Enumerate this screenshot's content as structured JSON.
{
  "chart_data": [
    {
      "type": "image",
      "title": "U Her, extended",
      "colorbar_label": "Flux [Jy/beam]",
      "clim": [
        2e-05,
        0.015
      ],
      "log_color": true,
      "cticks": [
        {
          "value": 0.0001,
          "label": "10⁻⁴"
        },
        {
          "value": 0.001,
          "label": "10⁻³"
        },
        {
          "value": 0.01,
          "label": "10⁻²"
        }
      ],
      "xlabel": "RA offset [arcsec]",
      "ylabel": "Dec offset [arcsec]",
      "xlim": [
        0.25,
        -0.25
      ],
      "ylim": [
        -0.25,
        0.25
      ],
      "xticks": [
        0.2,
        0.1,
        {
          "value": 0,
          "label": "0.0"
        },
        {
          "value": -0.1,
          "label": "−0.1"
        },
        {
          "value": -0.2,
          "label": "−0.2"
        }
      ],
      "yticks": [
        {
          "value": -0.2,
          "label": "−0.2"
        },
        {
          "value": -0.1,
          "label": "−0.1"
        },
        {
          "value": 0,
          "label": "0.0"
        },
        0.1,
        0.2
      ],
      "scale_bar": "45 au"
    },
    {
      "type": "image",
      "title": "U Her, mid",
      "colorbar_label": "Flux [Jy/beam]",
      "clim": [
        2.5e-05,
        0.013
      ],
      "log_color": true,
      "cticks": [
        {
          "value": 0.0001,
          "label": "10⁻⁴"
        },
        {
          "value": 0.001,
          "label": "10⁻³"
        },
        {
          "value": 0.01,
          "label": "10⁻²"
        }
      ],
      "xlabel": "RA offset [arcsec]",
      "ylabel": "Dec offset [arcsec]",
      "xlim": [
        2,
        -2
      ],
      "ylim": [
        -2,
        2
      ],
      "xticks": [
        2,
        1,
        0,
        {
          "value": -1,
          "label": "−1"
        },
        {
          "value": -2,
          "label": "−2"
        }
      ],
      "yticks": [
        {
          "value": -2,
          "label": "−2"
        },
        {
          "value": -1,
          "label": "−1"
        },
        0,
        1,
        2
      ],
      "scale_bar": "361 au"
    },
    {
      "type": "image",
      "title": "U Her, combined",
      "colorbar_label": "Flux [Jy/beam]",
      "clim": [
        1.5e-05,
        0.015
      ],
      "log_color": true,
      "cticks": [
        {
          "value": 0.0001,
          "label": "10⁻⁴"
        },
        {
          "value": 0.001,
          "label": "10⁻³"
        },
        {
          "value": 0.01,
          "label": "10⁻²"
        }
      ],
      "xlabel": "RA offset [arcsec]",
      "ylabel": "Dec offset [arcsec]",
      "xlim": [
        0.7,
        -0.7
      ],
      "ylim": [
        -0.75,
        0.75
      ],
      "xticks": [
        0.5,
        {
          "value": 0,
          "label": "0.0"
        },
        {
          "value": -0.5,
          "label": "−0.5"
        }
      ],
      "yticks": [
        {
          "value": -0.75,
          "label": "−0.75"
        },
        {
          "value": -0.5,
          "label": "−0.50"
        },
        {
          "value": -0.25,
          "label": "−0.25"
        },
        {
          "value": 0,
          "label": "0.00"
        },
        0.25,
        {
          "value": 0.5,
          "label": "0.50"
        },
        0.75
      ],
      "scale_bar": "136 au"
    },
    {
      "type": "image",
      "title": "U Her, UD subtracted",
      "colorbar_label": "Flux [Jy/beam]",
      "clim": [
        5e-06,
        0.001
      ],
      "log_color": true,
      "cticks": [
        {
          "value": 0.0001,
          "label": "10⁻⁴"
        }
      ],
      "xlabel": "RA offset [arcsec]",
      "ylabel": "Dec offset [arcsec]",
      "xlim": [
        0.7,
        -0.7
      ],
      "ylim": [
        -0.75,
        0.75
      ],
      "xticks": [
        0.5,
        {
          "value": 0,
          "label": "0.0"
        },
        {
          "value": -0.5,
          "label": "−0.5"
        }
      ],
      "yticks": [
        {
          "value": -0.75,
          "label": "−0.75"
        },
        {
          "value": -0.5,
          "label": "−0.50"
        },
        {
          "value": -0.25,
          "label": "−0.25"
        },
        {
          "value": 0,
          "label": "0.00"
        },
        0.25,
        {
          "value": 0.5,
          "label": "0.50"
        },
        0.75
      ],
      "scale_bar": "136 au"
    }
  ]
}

◆ **TASK GOAL**: Repeat each record in full; every line must match exactly.

◆ **ANSWER**:
Enumerate this screenshot's content as structured JSON.
{
  "chart_data": [
    {
      "type": "image",
      "title": "U Her, extended",
      "colorbar_label": "Flux [Jy/beam]",
      "clim": [
        2e-05,
        0.015
      ],
      "log_color": true,
      "cticks": [
        {
          "value": 0.0001,
          "label": "10⁻⁴"
        },
        {
          "value": 0.001,
          "label": "10⁻³"
        },
        {
          "value": 0.01,
          "label": "10⁻²"
        }
      ],
      "xlabel": "RA offset [arcsec]",
      "ylabel": "Dec offset [arcsec]",
      "xlim": [
        0.25,
        -0.25
      ],
      "ylim": [
        -0.25,
        0.25
      ],
      "xticks": [
        0.2,
        0.1,
        {
          "value": 0,
          "label": "0.0"
        },
        {
          "value": -0.1,
          "label": "−0.1"
        },
        {
          "value": -0.2,
          "label": "−0.2"
        }
      ],
      "yticks": [
        {
          "value": -0.2,
          "label": "−0.2"
        },
        {
          "value": -0.1,
          "label": "−0.1"
        },
        {
          "value": 0,
          "label": "0.0"
        },
        0.1,
        0.2
      ],
      "scale_bar": "45 au"
    },
    {
      "type": "image",
      "title": "U Her, mid",
      "colorbar_label": "Flux [Jy/beam]",
      "clim": [
        2.5e-05,
        0.013
      ],
      "log_color": true,
      "cticks": [
        {
          "value": 0.0001,
          "label": "10⁻⁴"
        },
        {
          "value": 0.001,
          "label": "10⁻³"
        },
        {
          "value": 0.01,
          "label": "10⁻²"
        }
      ],
      "xlabel": "RA offset [arcsec]",
      "ylabel": "Dec offset [arcsec]",
      "xlim": [
        2,
        -2
      ],
      "ylim": [
        -2,
        2
      ],
      "xticks": [
        2,
        1,
        0,
        {
          "value": -1,
          "label": "−1"
        },
        {
          "value": -2,
          "label": "−2"
        }
      ],
      "yticks": [
        {
          "value": -2,
          "label": "−2"
        },
        {
          "value": -1,
          "label": "−1"
        },
        0,
        1,
        2
      ],
      "scale_bar": "361 au"
    },
    {
      "type": "image",
      "title": "U Her, combined",
      "colorbar_label": "Flux [Jy/beam]",
      "clim": [
        1.5e-05,
        0.015
      ],
      "log_color": true,
      "cticks": [
        {
          "value": 0.0001,
          "label": "10⁻⁴"
        },
        {
          "value": 0.001,
          "label": "10⁻³"
        },
        {
          "value": 0.01,
          "label": "10⁻²"
        }
      ],
      "xlabel": "RA offset [arcsec]",
      "ylabel": "Dec offset [arcsec]",
      "xlim": [
        0.7,
        -0.7
      ],
      "ylim": [
        -0.75,
        0.75
      ],
      "xticks": [
        0.5,
        {
          "value": 0,
          "label": "0.0"
        },
        {
          "value": -0.5,
          "label": "−0.5"
        }
      ],
      "yticks": [
        {
          "value": -0.75,
          "label": "−0.75"
        },
        {
          "value": -0.5,
          "label": "−0.50"
        },
        {
          "value": -0.25,
          "label": "−0.25"
        },
        {
          "value": 0,
          "label": "0.00"
        },
        0.25,
        {
          "value": 0.5,
          "label": "0.50"
        },
        0.75
      ],
      "scale_bar": "136 au"
    },
    {
      "type": "image",
      "title": "U Her, UD subtracted",
      "colorbar_label": "Flux [Jy/beam]",
      "clim": [
        5e-06,
        0.001
      ],
      "log_color": true,
      "cticks": [
        {
          "value": 0.0001,
          "label": "10⁻⁴"
        }
      ],
      "xlabel": "RA offset [arcsec]",
      "ylabel": "Dec offset [arcsec]",
      "xlim": [
        0.7,
        -0.7
      ],
      "ylim": [
        -0.75,
        0.75
      ],
      "xticks": [
        0.5,
        {
          "value": 0,
          "label": "0.0"
        },
        {
          "value": -0.5,
          "label": "−0.5"
        }
      ],
      "yticks": [
        {
          "value": -0.75,
          "label": "−0.75"
        },
        {
          "value": -0.5,
          "label": "−0.50"
        },
        {
          "value": -0.25,
          "label": "−0.25"
        },
        {
          "value": 0,
          "label": "0.00"
        },
        0.25,
        {
          "value": 0.5,
          "label": "0.50"
        },
        0.75
      ],
      "scale_bar": "136 au"
    }
  ]
}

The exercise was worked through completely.